What this task involves =
Your task is to return the line containing "Type out the text in this image." plus every line after it, exactly and with nothing added.

Data rows =
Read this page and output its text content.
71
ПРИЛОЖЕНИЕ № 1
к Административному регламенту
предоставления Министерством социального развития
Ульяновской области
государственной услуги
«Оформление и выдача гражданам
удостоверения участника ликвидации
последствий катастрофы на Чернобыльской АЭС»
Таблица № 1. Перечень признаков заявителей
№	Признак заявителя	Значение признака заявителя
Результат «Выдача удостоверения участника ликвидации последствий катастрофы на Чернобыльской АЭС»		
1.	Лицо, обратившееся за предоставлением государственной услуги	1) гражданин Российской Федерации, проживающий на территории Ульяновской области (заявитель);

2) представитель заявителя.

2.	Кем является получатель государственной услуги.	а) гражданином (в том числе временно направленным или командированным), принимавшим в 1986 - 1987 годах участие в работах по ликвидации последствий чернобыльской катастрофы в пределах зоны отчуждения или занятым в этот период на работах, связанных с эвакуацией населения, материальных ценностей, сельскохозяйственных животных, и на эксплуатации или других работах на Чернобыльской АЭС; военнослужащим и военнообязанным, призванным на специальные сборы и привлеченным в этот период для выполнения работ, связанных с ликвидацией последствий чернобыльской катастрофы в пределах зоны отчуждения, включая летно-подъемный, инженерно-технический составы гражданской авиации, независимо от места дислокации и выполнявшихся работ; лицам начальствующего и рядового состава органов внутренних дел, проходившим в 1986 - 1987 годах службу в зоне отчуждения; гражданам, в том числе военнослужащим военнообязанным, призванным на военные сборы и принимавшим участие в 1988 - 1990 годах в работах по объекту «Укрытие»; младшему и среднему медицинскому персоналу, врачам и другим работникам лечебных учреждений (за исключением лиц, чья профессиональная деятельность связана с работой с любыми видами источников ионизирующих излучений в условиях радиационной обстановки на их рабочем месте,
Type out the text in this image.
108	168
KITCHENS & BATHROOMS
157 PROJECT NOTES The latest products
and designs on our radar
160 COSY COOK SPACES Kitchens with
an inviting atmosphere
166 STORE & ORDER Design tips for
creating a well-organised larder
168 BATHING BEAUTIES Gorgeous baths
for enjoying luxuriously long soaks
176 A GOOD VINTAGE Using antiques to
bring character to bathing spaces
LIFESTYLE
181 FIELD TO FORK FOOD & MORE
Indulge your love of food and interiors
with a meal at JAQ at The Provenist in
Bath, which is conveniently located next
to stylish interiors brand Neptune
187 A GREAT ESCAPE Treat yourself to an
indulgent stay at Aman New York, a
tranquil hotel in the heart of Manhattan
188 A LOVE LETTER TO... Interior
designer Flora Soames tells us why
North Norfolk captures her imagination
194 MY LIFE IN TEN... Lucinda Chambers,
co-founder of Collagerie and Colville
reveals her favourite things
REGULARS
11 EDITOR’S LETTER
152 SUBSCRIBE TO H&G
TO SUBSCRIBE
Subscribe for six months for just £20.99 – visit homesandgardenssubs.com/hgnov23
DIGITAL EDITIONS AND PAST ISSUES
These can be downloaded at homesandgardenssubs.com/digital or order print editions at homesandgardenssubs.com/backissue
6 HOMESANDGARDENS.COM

Result for this task =
Type out the text in this image.
108	168
KITCHENS & BATHROOMS
157 PROJECT NOTES The latest products
and designs on our radar
160 COSY COOK SPACES Kitchens with
an inviting atmosphere
166 STORE & ORDER Design tips for
creating a well-organised larder
168 BATHING BEAUTIES Gorgeous baths
for enjoying luxuriously long soaks
176 A GOOD VINTAGE Using antiques to
bring character to bathing spaces
LIFESTYLE
181 FIELD TO FORK FOOD & MORE
Indulge your love of food and interiors
with a meal at JAQ at The Provenist in
Bath, which is conveniently located next
to stylish interiors brand Neptune
187 A GREAT ESCAPE Treat yourself to an
indulgent stay at Aman New York, a
tranquil hotel in the heart of Manhattan
188 A LOVE LETTER TO... Interior
designer Flora Soames tells us why
North Norfolk captures her imagination
194 MY LIFE IN TEN... Lucinda Chambers,
co-founder of Collagerie and Colville
reveals her favourite things
REGULARS
11 EDITOR’S LETTER
152 SUBSCRIBE TO H&G
TO SUBSCRIBE
Subscribe for six months for just £20.99 – visit homesandgardenssubs.com/hgnov23
DIGITAL EDITIONS AND PAST ISSUES
These can be downloaded at homesandgardenssubs.com/digital or order print editions at homesandgardenssubs.com/backissue
6 HOMESANDGARDENS.COM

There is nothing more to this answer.